**Excerpt provided**
Skip to main content

ChatGPT Agent Prompt

Use this tutorial when ChatGPT Agent is connected to a Coding Tools MCP server and you want it to behave like a careful local coding agent. The goal is simple: make the model use the MCP tools for the real workspace, keep edits scoped, verify with the same runtime, and stop instead of silently falling back to an unrelated sandbox when the MCP server is unavailable.

Before you paste the prompt

Start Coding Tools MCP against the repository you want ChatGPT to work on:
coding-tools-mcp --workspace /absolute/path/to/repo --host 127.0.0.1 --port 8000
For a remote ChatGPT connector, expose the server through an HTTPS tunnel and use the safest profile that fits the task. Use read-only for inspection-only sessions and full only when the connected client is trusted to edit and run commands. If the server root is wrong, restart Coding Tools MCP with the intended --workspace. The runtime is one workspace root per process; there is no separate open_workspace tool.

Copyable prompt

Paste this into the ChatGPT app, agent instructions, or first message for a coding session:
Always use the configured Coding Tools MCP server for local files, commands, project inspection, code edits, and environment checks.

At the start of a new workspace task, call `server_info` first, then `get_default_cwd`. Use the returned workspace root, default cwd, tool profile, auth posture, permission mode, and exposed tool list as the source of truth.

Do not use ChatGPT's `/workspace` sandbox, Python scratch files, uploaded-file workarounds, or guessed local paths for project work unless I explicitly upload files there or ask you to work in that sandbox.

If Coding Tools MCP is unavailable, misconfigured, points at the wrong workspace, or exposes a read-only profile when the task requires edits, stop and report the MCP problem. Do not silently fall back to another filesystem.

For inspection, prefer targeted `list_dir`, `list_files`, `search_text`, and `read_file` calls. Avoid broad recursive scans unless the task needs them.

**Tasks to carry out**
A: Answer these questions about the ChatGPT Agent prompt tutorial:
(i) What port does the example start command use?
(ii) Which profile should be used for inspection-only sessions?
(iii) Which tool should be called first at the start of a new workspace task?
B: Copy the passage of the ChatGPT Agent prompt tutorial starting at "Paste this into" and ending at "to another filesystem.".
The items that come next have no connection to the tutorial.

(Page segmentation data)
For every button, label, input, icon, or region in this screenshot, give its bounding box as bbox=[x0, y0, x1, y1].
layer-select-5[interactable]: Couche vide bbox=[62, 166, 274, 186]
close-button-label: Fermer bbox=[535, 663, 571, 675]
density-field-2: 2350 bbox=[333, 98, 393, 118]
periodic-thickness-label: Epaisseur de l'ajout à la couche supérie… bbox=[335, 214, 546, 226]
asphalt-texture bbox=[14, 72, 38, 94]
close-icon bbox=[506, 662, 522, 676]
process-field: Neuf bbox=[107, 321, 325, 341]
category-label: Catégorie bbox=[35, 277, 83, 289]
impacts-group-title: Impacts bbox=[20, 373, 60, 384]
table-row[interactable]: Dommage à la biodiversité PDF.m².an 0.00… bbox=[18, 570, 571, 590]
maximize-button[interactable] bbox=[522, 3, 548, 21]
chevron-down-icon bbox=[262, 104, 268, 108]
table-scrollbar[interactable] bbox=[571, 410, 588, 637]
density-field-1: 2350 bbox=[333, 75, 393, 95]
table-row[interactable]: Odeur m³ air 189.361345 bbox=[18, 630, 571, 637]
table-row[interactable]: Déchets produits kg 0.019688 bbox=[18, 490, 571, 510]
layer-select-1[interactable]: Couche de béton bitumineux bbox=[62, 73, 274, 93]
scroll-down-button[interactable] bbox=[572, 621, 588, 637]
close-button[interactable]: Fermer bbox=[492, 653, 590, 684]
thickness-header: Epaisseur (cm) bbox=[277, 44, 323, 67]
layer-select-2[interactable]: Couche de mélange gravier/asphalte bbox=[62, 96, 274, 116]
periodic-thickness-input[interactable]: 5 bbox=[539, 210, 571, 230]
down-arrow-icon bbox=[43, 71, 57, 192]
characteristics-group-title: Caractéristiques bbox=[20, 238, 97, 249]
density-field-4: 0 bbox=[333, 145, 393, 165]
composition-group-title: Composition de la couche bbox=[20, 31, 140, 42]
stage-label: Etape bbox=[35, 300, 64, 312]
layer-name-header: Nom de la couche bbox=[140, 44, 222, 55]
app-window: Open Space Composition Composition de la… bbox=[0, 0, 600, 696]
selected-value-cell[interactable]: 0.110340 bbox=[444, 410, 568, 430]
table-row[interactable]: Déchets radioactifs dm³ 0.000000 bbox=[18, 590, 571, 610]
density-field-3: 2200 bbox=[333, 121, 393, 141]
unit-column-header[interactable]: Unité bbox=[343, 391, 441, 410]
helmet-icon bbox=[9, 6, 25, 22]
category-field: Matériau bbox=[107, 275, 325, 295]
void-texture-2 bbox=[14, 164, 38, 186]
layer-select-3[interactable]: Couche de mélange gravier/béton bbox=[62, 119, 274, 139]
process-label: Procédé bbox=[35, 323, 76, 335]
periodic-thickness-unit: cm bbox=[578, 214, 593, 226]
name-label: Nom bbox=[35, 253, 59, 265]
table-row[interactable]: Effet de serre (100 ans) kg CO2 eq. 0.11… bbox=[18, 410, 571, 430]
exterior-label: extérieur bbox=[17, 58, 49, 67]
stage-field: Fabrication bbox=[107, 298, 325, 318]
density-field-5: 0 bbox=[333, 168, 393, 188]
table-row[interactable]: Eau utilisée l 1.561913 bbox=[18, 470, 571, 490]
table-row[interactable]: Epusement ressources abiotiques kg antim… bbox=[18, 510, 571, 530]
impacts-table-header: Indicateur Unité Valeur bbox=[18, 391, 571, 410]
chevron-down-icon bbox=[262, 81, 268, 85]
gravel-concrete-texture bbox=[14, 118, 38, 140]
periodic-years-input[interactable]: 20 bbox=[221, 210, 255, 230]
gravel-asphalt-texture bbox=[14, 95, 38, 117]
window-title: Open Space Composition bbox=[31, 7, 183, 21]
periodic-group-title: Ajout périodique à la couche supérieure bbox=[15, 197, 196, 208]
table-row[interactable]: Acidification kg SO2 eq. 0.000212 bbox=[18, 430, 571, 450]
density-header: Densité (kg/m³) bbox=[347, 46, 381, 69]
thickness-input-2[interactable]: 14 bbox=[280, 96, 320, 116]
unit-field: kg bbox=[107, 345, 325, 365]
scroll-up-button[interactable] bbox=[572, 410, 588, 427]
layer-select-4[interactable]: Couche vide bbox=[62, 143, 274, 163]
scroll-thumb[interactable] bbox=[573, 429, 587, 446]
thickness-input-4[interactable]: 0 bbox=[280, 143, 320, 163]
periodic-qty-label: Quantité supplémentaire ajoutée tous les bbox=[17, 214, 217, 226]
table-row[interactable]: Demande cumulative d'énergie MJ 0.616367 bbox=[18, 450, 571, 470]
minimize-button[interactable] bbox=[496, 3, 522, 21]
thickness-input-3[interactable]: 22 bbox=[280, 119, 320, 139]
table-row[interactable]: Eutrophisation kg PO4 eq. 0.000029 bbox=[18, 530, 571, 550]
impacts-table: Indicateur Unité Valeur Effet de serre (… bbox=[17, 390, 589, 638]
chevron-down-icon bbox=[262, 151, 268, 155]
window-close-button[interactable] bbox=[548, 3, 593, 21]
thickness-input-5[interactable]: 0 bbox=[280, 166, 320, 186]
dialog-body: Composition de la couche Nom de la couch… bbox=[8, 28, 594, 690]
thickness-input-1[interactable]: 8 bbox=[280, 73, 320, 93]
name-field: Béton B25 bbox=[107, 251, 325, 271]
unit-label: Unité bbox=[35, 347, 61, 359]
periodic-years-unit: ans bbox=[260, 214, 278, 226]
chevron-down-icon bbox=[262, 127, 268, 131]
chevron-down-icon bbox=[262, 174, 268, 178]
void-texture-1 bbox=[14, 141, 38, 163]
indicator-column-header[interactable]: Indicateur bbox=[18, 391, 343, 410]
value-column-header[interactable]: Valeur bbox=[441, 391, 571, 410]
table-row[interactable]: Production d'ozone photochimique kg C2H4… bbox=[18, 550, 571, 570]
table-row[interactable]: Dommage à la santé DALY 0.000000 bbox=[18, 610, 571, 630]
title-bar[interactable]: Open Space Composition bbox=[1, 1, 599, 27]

**Answers to the exercise**
A:
(i) 8000
(ii) read-only
(iii) `server_info`

B:
Paste this into the ChatGPT app, agent instructions, or first message for a coding session:
Always use the configured Coding Tools MCP server for local files, commands, project inspection, code edits, and environment checks.

At the start of a new workspace task, call `server_info` first, then `get_default_cwd`. Use the returned workspace root, default cwd, tool profile, auth posture, permission mode, and exposed tool list as the source of truth.

Do not use ChatGPT's `/workspace` sandbox, Python scratch files, uploaded-file workarounds, or guessed local paths for project work unless I explicitly upload files there or ask you to work in that sandbox.

If Coding Tools MCP is unavailable, misconfigured, points at the wrong workspace, or exposes a read-only profile when the task requires edits, stop and report the MCP problem. Do not silently fall back to another filesystem.